Spatial annotation records:
----------------------------------------
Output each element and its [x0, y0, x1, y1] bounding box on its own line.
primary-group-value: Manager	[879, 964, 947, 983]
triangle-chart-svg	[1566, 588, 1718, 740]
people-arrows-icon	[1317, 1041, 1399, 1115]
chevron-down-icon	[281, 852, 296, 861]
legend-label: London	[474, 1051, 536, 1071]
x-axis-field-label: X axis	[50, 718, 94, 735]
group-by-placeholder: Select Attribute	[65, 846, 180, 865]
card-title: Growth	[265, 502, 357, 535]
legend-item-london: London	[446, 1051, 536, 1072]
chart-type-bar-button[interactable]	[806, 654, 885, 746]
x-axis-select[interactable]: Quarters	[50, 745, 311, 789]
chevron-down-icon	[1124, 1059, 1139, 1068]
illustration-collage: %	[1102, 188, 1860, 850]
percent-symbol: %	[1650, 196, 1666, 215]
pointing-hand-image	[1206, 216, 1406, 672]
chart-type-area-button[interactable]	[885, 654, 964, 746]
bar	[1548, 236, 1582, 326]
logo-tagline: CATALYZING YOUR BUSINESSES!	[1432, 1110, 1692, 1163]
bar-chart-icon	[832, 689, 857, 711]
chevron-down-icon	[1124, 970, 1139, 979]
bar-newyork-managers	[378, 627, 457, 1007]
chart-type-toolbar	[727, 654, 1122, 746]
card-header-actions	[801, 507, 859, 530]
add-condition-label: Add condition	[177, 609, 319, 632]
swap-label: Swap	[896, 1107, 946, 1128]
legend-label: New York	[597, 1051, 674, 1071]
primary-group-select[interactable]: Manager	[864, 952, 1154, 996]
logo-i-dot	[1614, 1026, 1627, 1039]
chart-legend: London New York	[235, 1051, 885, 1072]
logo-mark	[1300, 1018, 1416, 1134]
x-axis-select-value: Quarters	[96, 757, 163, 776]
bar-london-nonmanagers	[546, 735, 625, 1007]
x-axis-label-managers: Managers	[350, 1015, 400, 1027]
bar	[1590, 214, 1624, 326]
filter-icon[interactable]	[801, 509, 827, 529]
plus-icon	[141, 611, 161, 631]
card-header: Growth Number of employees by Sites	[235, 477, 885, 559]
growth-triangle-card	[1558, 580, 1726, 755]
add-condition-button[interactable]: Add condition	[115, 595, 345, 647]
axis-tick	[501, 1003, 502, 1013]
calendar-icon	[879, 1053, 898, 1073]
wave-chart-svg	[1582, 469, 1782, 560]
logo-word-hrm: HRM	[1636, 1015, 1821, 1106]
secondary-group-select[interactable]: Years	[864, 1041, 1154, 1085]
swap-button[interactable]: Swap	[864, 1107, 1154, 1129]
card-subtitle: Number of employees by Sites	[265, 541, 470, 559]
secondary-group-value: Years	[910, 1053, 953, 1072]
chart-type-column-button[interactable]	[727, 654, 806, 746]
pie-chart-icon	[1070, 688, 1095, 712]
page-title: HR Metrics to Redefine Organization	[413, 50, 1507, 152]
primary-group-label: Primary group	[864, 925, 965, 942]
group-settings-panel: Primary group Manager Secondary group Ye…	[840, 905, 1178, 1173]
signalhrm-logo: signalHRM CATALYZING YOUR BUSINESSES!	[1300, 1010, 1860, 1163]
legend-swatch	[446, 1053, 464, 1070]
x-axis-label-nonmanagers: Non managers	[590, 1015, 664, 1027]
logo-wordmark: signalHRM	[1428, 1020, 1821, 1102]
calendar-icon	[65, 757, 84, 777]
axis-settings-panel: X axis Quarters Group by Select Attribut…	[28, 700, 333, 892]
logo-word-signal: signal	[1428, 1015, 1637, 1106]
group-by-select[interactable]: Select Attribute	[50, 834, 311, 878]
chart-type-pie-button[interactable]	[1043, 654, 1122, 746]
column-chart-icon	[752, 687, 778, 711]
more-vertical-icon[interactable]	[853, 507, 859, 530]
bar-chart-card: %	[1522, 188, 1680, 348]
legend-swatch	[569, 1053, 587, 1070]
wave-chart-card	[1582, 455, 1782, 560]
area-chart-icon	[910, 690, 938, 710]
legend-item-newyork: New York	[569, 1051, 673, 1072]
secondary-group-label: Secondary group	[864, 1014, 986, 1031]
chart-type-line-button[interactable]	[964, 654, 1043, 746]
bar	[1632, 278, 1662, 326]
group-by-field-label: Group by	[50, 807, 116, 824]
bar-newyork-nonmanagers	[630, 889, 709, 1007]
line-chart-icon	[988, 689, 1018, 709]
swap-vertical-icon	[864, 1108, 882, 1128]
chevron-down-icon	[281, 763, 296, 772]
----------------------------------------
**Set task**
Quote every line of the material above verbatim, keeping the original order.

**Task result**
Output each element and its [x0, y0, x1, y1] bounding box on its own line.
primary-group-value: Manager	[879, 964, 947, 983]
triangle-chart-svg	[1566, 588, 1718, 740]
people-arrows-icon	[1317, 1041, 1399, 1115]
chevron-down-icon	[281, 852, 296, 861]
legend-label: London	[474, 1051, 536, 1071]
x-axis-field-label: X axis	[50, 718, 94, 735]
group-by-placeholder: Select Attribute	[65, 846, 180, 865]
card-title: Growth	[265, 502, 357, 535]
legend-item-london: London	[446, 1051, 536, 1072]
chart-type-bar-button[interactable]	[806, 654, 885, 746]
x-axis-select[interactable]: Quarters	[50, 745, 311, 789]
chevron-down-icon	[1124, 1059, 1139, 1068]
illustration-collage: %	[1102, 188, 1860, 850]
percent-symbol: %	[1650, 196, 1666, 215]
pointing-hand-image	[1206, 216, 1406, 672]
chart-type-area-button[interactable]	[885, 654, 964, 746]
bar	[1548, 236, 1582, 326]
logo-tagline: CATALYZING YOUR BUSINESSES!	[1432, 1110, 1692, 1163]
bar-chart-icon	[832, 689, 857, 711]
chevron-down-icon	[1124, 970, 1139, 979]
bar-newyork-managers	[378, 627, 457, 1007]
chart-type-toolbar	[727, 654, 1122, 746]
card-header-actions	[801, 507, 859, 530]
add-condition-label: Add condition	[177, 609, 319, 632]
swap-label: Swap	[896, 1107, 946, 1128]
legend-label: New York	[597, 1051, 674, 1071]
primary-group-select[interactable]: Manager	[864, 952, 1154, 996]
logo-i-dot	[1614, 1026, 1627, 1039]
chart-legend: London New York	[235, 1051, 885, 1072]
logo-mark	[1300, 1018, 1416, 1134]
x-axis-select-value: Quarters	[96, 757, 163, 776]
bar-london-nonmanagers	[546, 735, 625, 1007]
x-axis-label-managers: Managers	[350, 1015, 400, 1027]
bar	[1590, 214, 1624, 326]
filter-icon[interactable]	[801, 509, 827, 529]
plus-icon	[141, 611, 161, 631]
card-header: Growth Number of employees by Sites	[235, 477, 885, 559]
growth-triangle-card	[1558, 580, 1726, 755]
add-condition-button[interactable]: Add condition	[115, 595, 345, 647]
axis-tick	[501, 1003, 502, 1013]
calendar-icon	[879, 1053, 898, 1073]
wave-chart-svg	[1582, 469, 1782, 560]
logo-word-hrm: HRM	[1636, 1015, 1821, 1106]
secondary-group-select[interactable]: Years	[864, 1041, 1154, 1085]
swap-button[interactable]: Swap	[864, 1107, 1154, 1129]
card-subtitle: Number of employees by Sites	[265, 541, 470, 559]
secondary-group-value: Years	[910, 1053, 953, 1072]
chart-type-column-button[interactable]	[727, 654, 806, 746]
pie-chart-icon	[1070, 688, 1095, 712]
page-title: HR Metrics to Redefine Organization	[413, 50, 1507, 152]
primary-group-label: Primary group	[864, 925, 965, 942]
group-settings-panel: Primary group Manager Secondary group Ye…	[840, 905, 1178, 1173]
signalhrm-logo: signalHRM CATALYZING YOUR BUSINESSES!	[1300, 1010, 1860, 1163]
legend-swatch	[446, 1053, 464, 1070]
x-axis-label-nonmanagers: Non managers	[590, 1015, 664, 1027]
logo-wordmark: signalHRM	[1428, 1020, 1821, 1102]
calendar-icon	[65, 757, 84, 777]
axis-settings-panel: X axis Quarters Group by Select Attribut…	[28, 700, 333, 892]
logo-word-signal: signal	[1428, 1015, 1637, 1106]
group-by-select[interactable]: Select Attribute	[50, 834, 311, 878]
chart-type-pie-button[interactable]	[1043, 654, 1122, 746]
column-chart-icon	[752, 687, 778, 711]
more-vertical-icon[interactable]	[853, 507, 859, 530]
bar-chart-card: %	[1522, 188, 1680, 348]
legend-swatch	[569, 1053, 587, 1070]
wave-chart-card	[1582, 455, 1782, 560]
area-chart-icon	[910, 690, 938, 710]
legend-item-newyork: New York	[569, 1051, 673, 1072]
secondary-group-label: Secondary group	[864, 1014, 986, 1031]
chart-type-line-button[interactable]	[964, 654, 1043, 746]
bar	[1632, 278, 1662, 326]
group-by-field-label: Group by	[50, 807, 116, 824]
bar-newyork-nonmanagers	[630, 889, 709, 1007]
line-chart-icon	[988, 689, 1018, 709]
swap-vertical-icon	[864, 1108, 882, 1128]
chevron-down-icon	[281, 763, 296, 772]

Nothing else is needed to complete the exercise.